- **Given data**
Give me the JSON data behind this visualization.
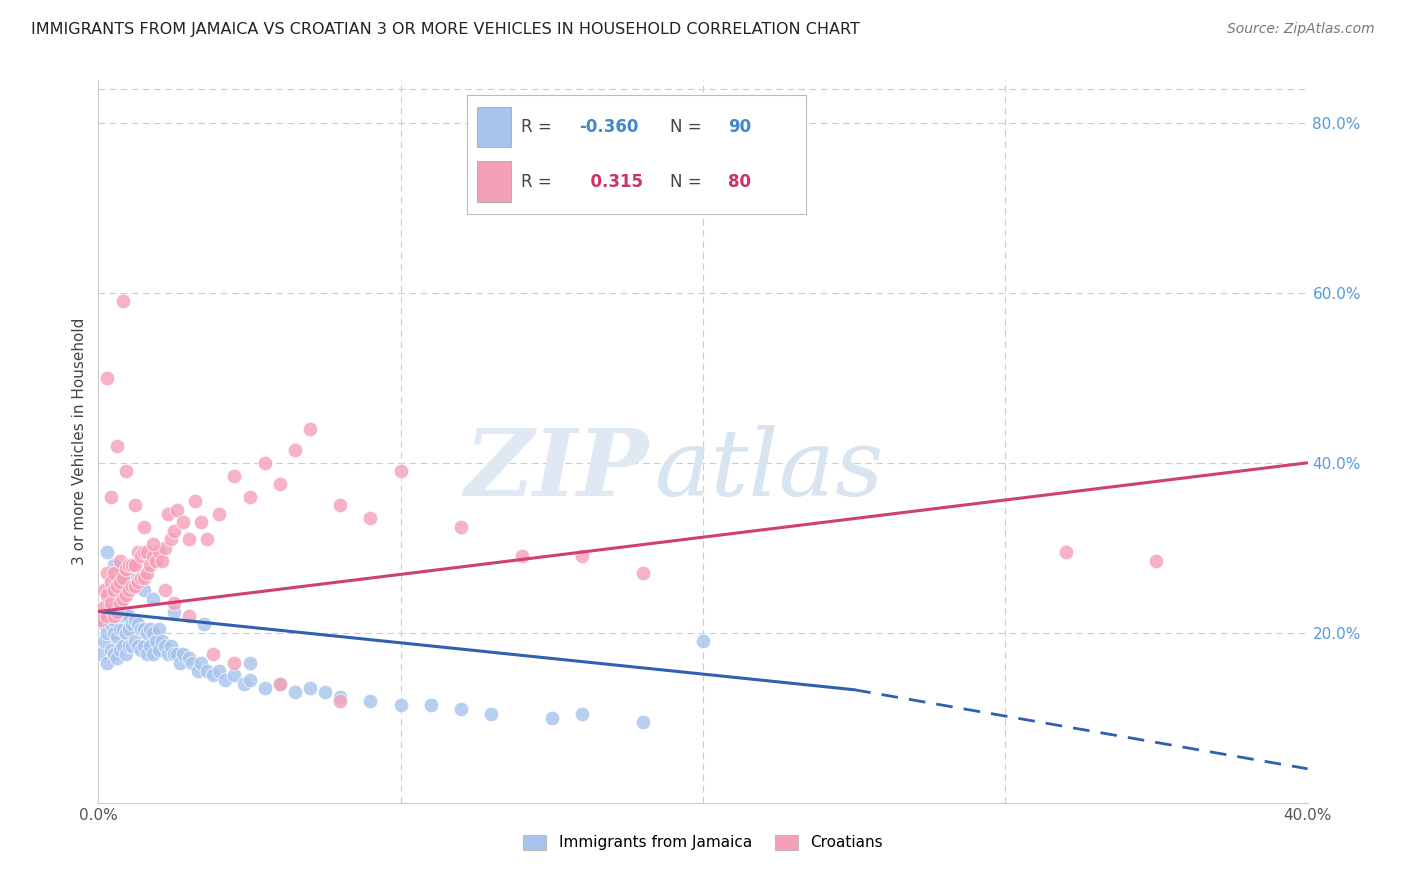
{
  "title": "IMMIGRANTS FROM JAMAICA VS CROATIAN 3 OR MORE VEHICLES IN HOUSEHOLD CORRELATION CHART",
  "source": "Source: ZipAtlas.com",
  "ylabel": "3 or more Vehicles in Household",
  "xlim": [
    0.0,
    0.4
  ],
  "ylim": [
    0.0,
    0.85
  ],
  "legend_label1": "Immigrants from Jamaica",
  "legend_label2": "Croatians",
  "R1": "-0.360",
  "N1": "90",
  "R2": "0.315",
  "N2": "80",
  "color_jamaica": "#a8c4ed",
  "color_croatia": "#f5a0b8",
  "color_line_jamaica": "#3060b0",
  "color_line_croatia": "#d04070",
  "watermark_zip": "ZIP",
  "watermark_atlas": "atlas",
  "background_color": "#ffffff",
  "grid_color": "#cccccc",
  "line_j_x0": 0.0,
  "line_j_y0": 0.225,
  "line_j_x1": 0.25,
  "line_j_y1": 0.133,
  "line_j_xdash": 0.4,
  "line_j_ydash": 0.04,
  "line_c_x0": 0.0,
  "line_c_y0": 0.225,
  "line_c_x1": 0.4,
  "line_c_y1": 0.4,
  "jamaica_x": [
    0.001,
    0.002,
    0.002,
    0.003,
    0.003,
    0.003,
    0.004,
    0.004,
    0.004,
    0.005,
    0.005,
    0.005,
    0.006,
    0.006,
    0.006,
    0.007,
    0.007,
    0.007,
    0.008,
    0.008,
    0.008,
    0.009,
    0.009,
    0.009,
    0.01,
    0.01,
    0.01,
    0.011,
    0.011,
    0.012,
    0.012,
    0.013,
    0.013,
    0.014,
    0.014,
    0.015,
    0.015,
    0.016,
    0.016,
    0.017,
    0.017,
    0.018,
    0.018,
    0.019,
    0.02,
    0.02,
    0.021,
    0.022,
    0.023,
    0.024,
    0.025,
    0.026,
    0.027,
    0.028,
    0.03,
    0.031,
    0.033,
    0.034,
    0.036,
    0.038,
    0.04,
    0.042,
    0.045,
    0.048,
    0.05,
    0.055,
    0.06,
    0.065,
    0.07,
    0.075,
    0.08,
    0.09,
    0.1,
    0.11,
    0.12,
    0.13,
    0.15,
    0.16,
    0.18,
    0.2,
    0.003,
    0.005,
    0.007,
    0.01,
    0.013,
    0.015,
    0.018,
    0.025,
    0.035,
    0.05
  ],
  "jamaica_y": [
    0.175,
    0.19,
    0.21,
    0.165,
    0.2,
    0.22,
    0.18,
    0.21,
    0.23,
    0.175,
    0.2,
    0.215,
    0.17,
    0.195,
    0.22,
    0.18,
    0.205,
    0.225,
    0.185,
    0.205,
    0.22,
    0.175,
    0.2,
    0.22,
    0.185,
    0.205,
    0.22,
    0.185,
    0.21,
    0.19,
    0.215,
    0.185,
    0.21,
    0.18,
    0.205,
    0.185,
    0.205,
    0.175,
    0.2,
    0.185,
    0.205,
    0.175,
    0.2,
    0.19,
    0.18,
    0.205,
    0.19,
    0.185,
    0.175,
    0.185,
    0.175,
    0.175,
    0.165,
    0.175,
    0.17,
    0.165,
    0.155,
    0.165,
    0.155,
    0.15,
    0.155,
    0.145,
    0.15,
    0.14,
    0.145,
    0.135,
    0.14,
    0.13,
    0.135,
    0.13,
    0.125,
    0.12,
    0.115,
    0.115,
    0.11,
    0.105,
    0.1,
    0.105,
    0.095,
    0.19,
    0.295,
    0.28,
    0.265,
    0.265,
    0.255,
    0.25,
    0.24,
    0.225,
    0.21,
    0.165
  ],
  "croatia_x": [
    0.001,
    0.002,
    0.002,
    0.003,
    0.003,
    0.003,
    0.004,
    0.004,
    0.005,
    0.005,
    0.005,
    0.006,
    0.006,
    0.007,
    0.007,
    0.007,
    0.008,
    0.008,
    0.009,
    0.009,
    0.01,
    0.01,
    0.011,
    0.011,
    0.012,
    0.012,
    0.013,
    0.013,
    0.014,
    0.014,
    0.015,
    0.015,
    0.016,
    0.016,
    0.017,
    0.018,
    0.019,
    0.02,
    0.021,
    0.022,
    0.023,
    0.024,
    0.025,
    0.026,
    0.028,
    0.03,
    0.032,
    0.034,
    0.036,
    0.04,
    0.045,
    0.05,
    0.055,
    0.06,
    0.065,
    0.07,
    0.08,
    0.09,
    0.1,
    0.12,
    0.14,
    0.16,
    0.18,
    0.004,
    0.006,
    0.009,
    0.012,
    0.015,
    0.018,
    0.022,
    0.025,
    0.03,
    0.038,
    0.045,
    0.06,
    0.08,
    0.32,
    0.35,
    0.003,
    0.008
  ],
  "croatia_y": [
    0.215,
    0.23,
    0.25,
    0.22,
    0.245,
    0.27,
    0.235,
    0.26,
    0.22,
    0.25,
    0.27,
    0.225,
    0.255,
    0.235,
    0.26,
    0.285,
    0.24,
    0.265,
    0.245,
    0.275,
    0.25,
    0.28,
    0.255,
    0.28,
    0.255,
    0.28,
    0.26,
    0.295,
    0.265,
    0.29,
    0.265,
    0.295,
    0.27,
    0.295,
    0.28,
    0.29,
    0.285,
    0.295,
    0.285,
    0.3,
    0.34,
    0.31,
    0.32,
    0.345,
    0.33,
    0.31,
    0.355,
    0.33,
    0.31,
    0.34,
    0.385,
    0.36,
    0.4,
    0.375,
    0.415,
    0.44,
    0.35,
    0.335,
    0.39,
    0.325,
    0.29,
    0.29,
    0.27,
    0.36,
    0.42,
    0.39,
    0.35,
    0.325,
    0.305,
    0.25,
    0.235,
    0.22,
    0.175,
    0.165,
    0.14,
    0.12,
    0.295,
    0.285,
    0.5,
    0.59
  ]
}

- **Aim of the exercise**
Transcribe the whole listing exactly. Pictures stay out of your copy.

- **Result for this exercise**
Give me the JSON data behind this visualization.
{
  "title": "IMMIGRANTS FROM JAMAICA VS CROATIAN 3 OR MORE VEHICLES IN HOUSEHOLD CORRELATION CHART",
  "source": "Source: ZipAtlas.com",
  "ylabel": "3 or more Vehicles in Household",
  "xlim": [
    0.0,
    0.4
  ],
  "ylim": [
    0.0,
    0.85
  ],
  "legend_label1": "Immigrants from Jamaica",
  "legend_label2": "Croatians",
  "R1": "-0.360",
  "N1": "90",
  "R2": "0.315",
  "N2": "80",
  "color_jamaica": "#a8c4ed",
  "color_croatia": "#f5a0b8",
  "color_line_jamaica": "#3060b0",
  "color_line_croatia": "#d04070",
  "watermark_zip": "ZIP",
  "watermark_atlas": "atlas",
  "background_color": "#ffffff",
  "grid_color": "#cccccc",
  "line_j_x0": 0.0,
  "line_j_y0": 0.225,
  "line_j_x1": 0.25,
  "line_j_y1": 0.133,
  "line_j_xdash": 0.4,
  "line_j_ydash": 0.04,
  "line_c_x0": 0.0,
  "line_c_y0": 0.225,
  "line_c_x1": 0.4,
  "line_c_y1": 0.4,
  "jamaica_x": [
    0.001,
    0.002,
    0.002,
    0.003,
    0.003,
    0.003,
    0.004,
    0.004,
    0.004,
    0.005,
    0.005,
    0.005,
    0.006,
    0.006,
    0.006,
    0.007,
    0.007,
    0.007,
    0.008,
    0.008,
    0.008,
    0.009,
    0.009,
    0.009,
    0.01,
    0.01,
    0.01,
    0.011,
    0.011,
    0.012,
    0.012,
    0.013,
    0.013,
    0.014,
    0.014,
    0.015,
    0.015,
    0.016,
    0.016,
    0.017,
    0.017,
    0.018,
    0.018,
    0.019,
    0.02,
    0.02,
    0.021,
    0.022,
    0.023,
    0.024,
    0.025,
    0.026,
    0.027,
    0.028,
    0.03,
    0.031,
    0.033,
    0.034,
    0.036,
    0.038,
    0.04,
    0.042,
    0.045,
    0.048,
    0.05,
    0.055,
    0.06,
    0.065,
    0.07,
    0.075,
    0.08,
    0.09,
    0.1,
    0.11,
    0.12,
    0.13,
    0.15,
    0.16,
    0.18,
    0.2,
    0.003,
    0.005,
    0.007,
    0.01,
    0.013,
    0.015,
    0.018,
    0.025,
    0.035,
    0.05
  ],
  "jamaica_y": [
    0.175,
    0.19,
    0.21,
    0.165,
    0.2,
    0.22,
    0.18,
    0.21,
    0.23,
    0.175,
    0.2,
    0.215,
    0.17,
    0.195,
    0.22,
    0.18,
    0.205,
    0.225,
    0.185,
    0.205,
    0.22,
    0.175,
    0.2,
    0.22,
    0.185,
    0.205,
    0.22,
    0.185,
    0.21,
    0.19,
    0.215,
    0.185,
    0.21,
    0.18,
    0.205,
    0.185,
    0.205,
    0.175,
    0.2,
    0.185,
    0.205,
    0.175,
    0.2,
    0.19,
    0.18,
    0.205,
    0.19,
    0.185,
    0.175,
    0.185,
    0.175,
    0.175,
    0.165,
    0.175,
    0.17,
    0.165,
    0.155,
    0.165,
    0.155,
    0.15,
    0.155,
    0.145,
    0.15,
    0.14,
    0.145,
    0.135,
    0.14,
    0.13,
    0.135,
    0.13,
    0.125,
    0.12,
    0.115,
    0.115,
    0.11,
    0.105,
    0.1,
    0.105,
    0.095,
    0.19,
    0.295,
    0.28,
    0.265,
    0.265,
    0.255,
    0.25,
    0.24,
    0.225,
    0.21,
    0.165
  ],
  "croatia_x": [
    0.001,
    0.002,
    0.002,
    0.003,
    0.003,
    0.003,
    0.004,
    0.004,
    0.005,
    0.005,
    0.005,
    0.006,
    0.006,
    0.007,
    0.007,
    0.007,
    0.008,
    0.008,
    0.009,
    0.009,
    0.01,
    0.01,
    0.011,
    0.011,
    0.012,
    0.012,
    0.013,
    0.013,
    0.014,
    0.014,
    0.015,
    0.015,
    0.016,
    0.016,
    0.017,
    0.018,
    0.019,
    0.02,
    0.021,
    0.022,
    0.023,
    0.024,
    0.025,
    0.026,
    0.028,
    0.03,
    0.032,
    0.034,
    0.036,
    0.04,
    0.045,
    0.05,
    0.055,
    0.06,
    0.065,
    0.07,
    0.08,
    0.09,
    0.1,
    0.12,
    0.14,
    0.16,
    0.18,
    0.004,
    0.006,
    0.009,
    0.012,
    0.015,
    0.018,
    0.022,
    0.025,
    0.03,
    0.038,
    0.045,
    0.06,
    0.08,
    0.32,
    0.35,
    0.003,
    0.008
  ],
  "croatia_y": [
    0.215,
    0.23,
    0.25,
    0.22,
    0.245,
    0.27,
    0.235,
    0.26,
    0.22,
    0.25,
    0.27,
    0.225,
    0.255,
    0.235,
    0.26,
    0.285,
    0.24,
    0.265,
    0.245,
    0.275,
    0.25,
    0.28,
    0.255,
    0.28,
    0.255,
    0.28,
    0.26,
    0.295,
    0.265,
    0.29,
    0.265,
    0.295,
    0.27,
    0.295,
    0.28,
    0.29,
    0.285,
    0.295,
    0.285,
    0.3,
    0.34,
    0.31,
    0.32,
    0.345,
    0.33,
    0.31,
    0.355,
    0.33,
    0.31,
    0.34,
    0.385,
    0.36,
    0.4,
    0.375,
    0.415,
    0.44,
    0.35,
    0.335,
    0.39,
    0.325,
    0.29,
    0.29,
    0.27,
    0.36,
    0.42,
    0.39,
    0.35,
    0.325,
    0.305,
    0.25,
    0.235,
    0.22,
    0.175,
    0.165,
    0.14,
    0.12,
    0.295,
    0.285,
    0.5,
    0.59
  ]
}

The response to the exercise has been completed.